___ Dataset records

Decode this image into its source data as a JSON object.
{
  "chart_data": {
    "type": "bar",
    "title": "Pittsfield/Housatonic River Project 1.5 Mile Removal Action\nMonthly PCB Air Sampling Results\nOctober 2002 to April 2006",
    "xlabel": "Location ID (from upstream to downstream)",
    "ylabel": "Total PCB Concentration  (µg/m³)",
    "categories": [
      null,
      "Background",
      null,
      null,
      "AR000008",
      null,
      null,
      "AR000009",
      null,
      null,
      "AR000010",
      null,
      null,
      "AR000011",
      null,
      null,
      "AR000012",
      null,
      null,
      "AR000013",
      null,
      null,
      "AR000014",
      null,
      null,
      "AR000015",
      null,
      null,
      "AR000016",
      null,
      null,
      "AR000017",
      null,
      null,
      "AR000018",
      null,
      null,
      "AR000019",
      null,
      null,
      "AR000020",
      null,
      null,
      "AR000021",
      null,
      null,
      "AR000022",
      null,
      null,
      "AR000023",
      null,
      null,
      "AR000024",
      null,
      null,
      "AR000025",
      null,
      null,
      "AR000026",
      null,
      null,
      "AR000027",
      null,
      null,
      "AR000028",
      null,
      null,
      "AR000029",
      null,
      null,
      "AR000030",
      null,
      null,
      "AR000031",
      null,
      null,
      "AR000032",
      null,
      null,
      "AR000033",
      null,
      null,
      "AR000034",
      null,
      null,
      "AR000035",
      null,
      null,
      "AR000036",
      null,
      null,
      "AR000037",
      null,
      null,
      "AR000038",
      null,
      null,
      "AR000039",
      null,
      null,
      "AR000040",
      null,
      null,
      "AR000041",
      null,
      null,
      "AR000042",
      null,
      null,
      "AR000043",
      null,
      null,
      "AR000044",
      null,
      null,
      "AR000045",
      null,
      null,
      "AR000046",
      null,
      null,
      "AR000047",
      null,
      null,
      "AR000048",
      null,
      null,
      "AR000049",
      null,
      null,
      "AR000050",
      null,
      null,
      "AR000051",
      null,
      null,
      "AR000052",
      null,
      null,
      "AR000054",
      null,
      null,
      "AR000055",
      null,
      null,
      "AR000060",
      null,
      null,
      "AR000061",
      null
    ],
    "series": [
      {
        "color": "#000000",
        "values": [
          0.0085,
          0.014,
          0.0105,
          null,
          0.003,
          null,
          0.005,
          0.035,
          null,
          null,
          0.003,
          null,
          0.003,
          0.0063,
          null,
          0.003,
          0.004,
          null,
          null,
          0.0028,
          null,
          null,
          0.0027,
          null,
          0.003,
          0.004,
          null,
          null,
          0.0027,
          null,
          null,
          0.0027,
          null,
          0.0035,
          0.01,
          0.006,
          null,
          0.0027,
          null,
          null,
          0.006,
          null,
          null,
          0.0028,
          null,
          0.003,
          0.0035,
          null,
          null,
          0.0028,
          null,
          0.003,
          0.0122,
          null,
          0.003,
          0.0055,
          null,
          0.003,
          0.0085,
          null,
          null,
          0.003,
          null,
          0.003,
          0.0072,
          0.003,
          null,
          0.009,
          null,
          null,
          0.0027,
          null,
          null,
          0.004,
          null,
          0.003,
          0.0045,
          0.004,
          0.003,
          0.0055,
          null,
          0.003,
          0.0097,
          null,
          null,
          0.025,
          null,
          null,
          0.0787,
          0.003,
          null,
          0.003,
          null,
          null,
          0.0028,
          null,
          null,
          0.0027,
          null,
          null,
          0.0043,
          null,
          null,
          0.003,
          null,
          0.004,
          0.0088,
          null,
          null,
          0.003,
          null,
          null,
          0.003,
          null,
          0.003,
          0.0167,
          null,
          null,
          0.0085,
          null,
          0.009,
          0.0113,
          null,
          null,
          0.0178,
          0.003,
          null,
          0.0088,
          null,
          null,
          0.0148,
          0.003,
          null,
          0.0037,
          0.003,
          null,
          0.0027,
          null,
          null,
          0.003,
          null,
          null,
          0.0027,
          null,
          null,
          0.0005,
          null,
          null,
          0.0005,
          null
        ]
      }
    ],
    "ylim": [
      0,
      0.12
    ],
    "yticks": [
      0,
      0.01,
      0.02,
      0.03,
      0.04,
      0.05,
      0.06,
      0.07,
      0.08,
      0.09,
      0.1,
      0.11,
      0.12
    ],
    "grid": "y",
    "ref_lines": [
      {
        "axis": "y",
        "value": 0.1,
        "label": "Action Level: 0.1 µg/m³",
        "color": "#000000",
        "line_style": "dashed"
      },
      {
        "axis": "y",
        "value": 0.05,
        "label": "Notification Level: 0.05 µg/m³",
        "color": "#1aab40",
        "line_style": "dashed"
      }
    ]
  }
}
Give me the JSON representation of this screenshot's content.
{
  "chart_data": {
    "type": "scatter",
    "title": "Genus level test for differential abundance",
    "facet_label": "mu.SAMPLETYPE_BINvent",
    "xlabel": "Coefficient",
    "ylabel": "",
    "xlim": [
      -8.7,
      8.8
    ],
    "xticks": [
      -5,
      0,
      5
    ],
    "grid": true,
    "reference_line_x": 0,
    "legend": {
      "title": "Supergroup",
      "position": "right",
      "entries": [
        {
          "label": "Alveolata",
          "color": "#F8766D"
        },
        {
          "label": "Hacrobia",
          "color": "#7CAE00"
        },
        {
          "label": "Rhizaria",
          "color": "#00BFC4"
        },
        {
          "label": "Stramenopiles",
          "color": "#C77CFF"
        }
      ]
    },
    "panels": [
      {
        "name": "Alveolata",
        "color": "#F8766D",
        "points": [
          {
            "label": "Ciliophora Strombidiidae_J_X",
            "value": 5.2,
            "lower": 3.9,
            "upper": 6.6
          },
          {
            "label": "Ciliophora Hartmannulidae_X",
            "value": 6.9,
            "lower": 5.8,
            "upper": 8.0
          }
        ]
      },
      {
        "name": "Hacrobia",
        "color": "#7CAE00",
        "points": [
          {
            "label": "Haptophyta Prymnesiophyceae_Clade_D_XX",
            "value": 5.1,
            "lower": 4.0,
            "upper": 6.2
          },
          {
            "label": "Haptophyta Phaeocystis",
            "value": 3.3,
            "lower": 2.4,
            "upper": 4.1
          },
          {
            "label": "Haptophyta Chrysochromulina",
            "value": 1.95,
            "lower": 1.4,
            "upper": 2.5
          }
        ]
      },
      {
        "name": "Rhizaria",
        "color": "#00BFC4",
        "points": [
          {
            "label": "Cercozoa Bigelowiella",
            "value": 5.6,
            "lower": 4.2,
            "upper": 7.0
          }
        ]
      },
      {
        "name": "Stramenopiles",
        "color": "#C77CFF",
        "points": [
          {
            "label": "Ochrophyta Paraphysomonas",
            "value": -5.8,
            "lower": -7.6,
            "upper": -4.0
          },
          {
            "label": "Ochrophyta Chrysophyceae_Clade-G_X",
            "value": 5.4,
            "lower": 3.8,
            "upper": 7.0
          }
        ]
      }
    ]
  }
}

______

▶ _Task_: All of the data must be returned exactly.

▶ _Full response_:
Decode this image into its source data as a JSON object.
{
  "chart_data": {
    "type": "bar",
    "title": "Pittsfield/Housatonic River Project 1.5 Mile Removal Action\nMonthly PCB Air Sampling Results\nOctober 2002 to April 2006",
    "xlabel": "Location ID (from upstream to downstream)",
    "ylabel": "Total PCB Concentration  (µg/m³)",
    "categories": [
      null,
      "Background",
      null,
      null,
      "AR000008",
      null,
      null,
      "AR000009",
      null,
      null,
      "AR000010",
      null,
      null,
      "AR000011",
      null,
      null,
      "AR000012",
      null,
      null,
      "AR000013",
      null,
      null,
      "AR000014",
      null,
      null,
      "AR000015",
      null,
      null,
      "AR000016",
      null,
      null,
      "AR000017",
      null,
      null,
      "AR000018",
      null,
      null,
      "AR000019",
      null,
      null,
      "AR000020",
      null,
      null,
      "AR000021",
      null,
      null,
      "AR000022",
      null,
      null,
      "AR000023",
      null,
      null,
      "AR000024",
      null,
      null,
      "AR000025",
      null,
      null,
      "AR000026",
      null,
      null,
      "AR000027",
      null,
      null,
      "AR000028",
      null,
      null,
      "AR000029",
      null,
      null,
      "AR000030",
      null,
      null,
      "AR000031",
      null,
      null,
      "AR000032",
      null,
      null,
      "AR000033",
      null,
      null,
      "AR000034",
      null,
      null,
      "AR000035",
      null,
      null,
      "AR000036",
      null,
      null,
      "AR000037",
      null,
      null,
      "AR000038",
      null,
      null,
      "AR000039",
      null,
      null,
      "AR000040",
      null,
      null,
      "AR000041",
      null,
      null,
      "AR000042",
      null,
      null,
      "AR000043",
      null,
      null,
      "AR000044",
      null,
      null,
      "AR000045",
      null,
      null,
      "AR000046",
      null,
      null,
      "AR000047",
      null,
      null,
      "AR000048",
      null,
      null,
      "AR000049",
      null,
      null,
      "AR000050",
      null,
      null,
      "AR000051",
      null,
      null,
      "AR000052",
      null,
      null,
      "AR000054",
      null,
      null,
      "AR000055",
      null,
      null,
      "AR000060",
      null,
      null,
      "AR000061",
      null
    ],
    "series": [
      {
        "color": "#000000",
        "values": [
          0.0085,
          0.014,
          0.0105,
          null,
          0.003,
          null,
          0.005,
          0.035,
          null,
          null,
          0.003,
          null,
          0.003,
          0.0063,
          null,
          0.003,
          0.004,
          null,
          null,
          0.0028,
          null,
          null,
          0.0027,
          null,
          0.003,
          0.004,
          null,
          null,
          0.0027,
          null,
          null,
          0.0027,
          null,
          0.0035,
          0.01,
          0.006,
          null,
          0.0027,
          null,
          null,
          0.006,
          null,
          null,
          0.0028,
          null,
          0.003,
          0.0035,
          null,
          null,
          0.0028,
          null,
          0.003,
          0.0122,
          null,
          0.003,
          0.0055,
          null,
          0.003,
          0.0085,
          null,
          null,
          0.003,
          null,
          0.003,
          0.0072,
          0.003,
          null,
          0.009,
          null,
          null,
          0.0027,
          null,
          null,
          0.004,
          null,
          0.003,
          0.0045,
          0.004,
          0.003,
          0.0055,
          null,
          0.003,
          0.0097,
          null,
          null,
          0.025,
          null,
          null,
          0.0787,
          0.003,
          null,
          0.003,
          null,
          null,
          0.0028,
          null,
          null,
          0.0027,
          null,
          null,
          0.0043,
          null,
          null,
          0.003,
          null,
          0.004,
          0.0088,
          null,
          null,
          0.003,
          null,
          null,
          0.003,
          null,
          0.003,
          0.0167,
          null,
          null,
          0.0085,
          null,
          0.009,
          0.0113,
          null,
          null,
          0.0178,
          0.003,
          null,
          0.0088,
          null,
          null,
          0.0148,
          0.003,
          null,
          0.0037,
          0.003,
          null,
          0.0027,
          null,
          null,
          0.003,
          null,
          null,
          0.0027,
          null,
          null,
          0.0005,
          null,
          null,
          0.0005,
          null
        ]
      }
    ],
    "ylim": [
      0,
      0.12
    ],
    "yticks": [
      0,
      0.01,
      0.02,
      0.03,
      0.04,
      0.05,
      0.06,
      0.07,
      0.08,
      0.09,
      0.1,
      0.11,
      0.12
    ],
    "grid": "y",
    "ref_lines": [
      {
        "axis": "y",
        "value": 0.1,
        "label": "Action Level: 0.1 µg/m³",
        "color": "#000000",
        "line_style": "dashed"
      },
      {
        "axis": "y",
        "value": 0.05,
        "label": "Notification Level: 0.05 µg/m³",
        "color": "#1aab40",
        "line_style": "dashed"
      }
    ]
  }
}
Give me the JSON representation of this screenshot's content.
{
  "chart_data": {
    "type": "scatter",
    "title": "Genus level test for differential abundance",
    "facet_label": "mu.SAMPLETYPE_BINvent",
    "xlabel": "Coefficient",
    "ylabel": "",
    "xlim": [
      -8.7,
      8.8
    ],
    "xticks": [
      -5,
      0,
      5
    ],
    "grid": true,
    "reference_line_x": 0,
    "legend": {
      "title": "Supergroup",
      "position": "right",
      "entries": [
        {
          "label": "Alveolata",
          "color": "#F8766D"
        },
        {
          "label": "Hacrobia",
          "color": "#7CAE00"
        },
        {
          "label": "Rhizaria",
          "color": "#00BFC4"
        },
        {
          "label": "Stramenopiles",
          "color": "#C77CFF"
        }
      ]
    },
    "panels": [
      {
        "name": "Alveolata",
        "color": "#F8766D",
        "points": [
          {
            "label": "Ciliophora Strombidiidae_J_X",
            "value": 5.2,
            "lower": 3.9,
            "upper": 6.6
          },
          {
            "label": "Ciliophora Hartmannulidae_X",
            "value": 6.9,
            "lower": 5.8,
            "upper": 8.0
          }
        ]
      },
      {
        "name": "Hacrobia",
        "color": "#7CAE00",
        "points": [
          {
            "label": "Haptophyta Prymnesiophyceae_Clade_D_XX",
            "value": 5.1,
            "lower": 4.0,
            "upper": 6.2
          },
          {
            "label": "Haptophyta Phaeocystis",
            "value": 3.3,
            "lower": 2.4,
            "upper": 4.1
          },
          {
            "label": "Haptophyta Chrysochromulina",
            "value": 1.95,
            "lower": 1.4,
            "upper": 2.5
          }
        ]
      },
      {
        "name": "Rhizaria",
        "color": "#00BFC4",
        "points": [
          {
            "label": "Cercozoa Bigelowiella",
            "value": 5.6,
            "lower": 4.2,
            "upper": 7.0
          }
        ]
      },
      {
        "name": "Stramenopiles",
        "color": "#C77CFF",
        "points": [
          {
            "label": "Ochrophyta Paraphysomonas",
            "value": -5.8,
            "lower": -7.6,
            "upper": -4.0
          },
          {
            "label": "Ochrophyta Chrysophyceae_Clade-G_X",
            "value": 5.4,
            "lower": 3.8,
            "upper": 7.0
          }
        ]
      }
    ]
  }
}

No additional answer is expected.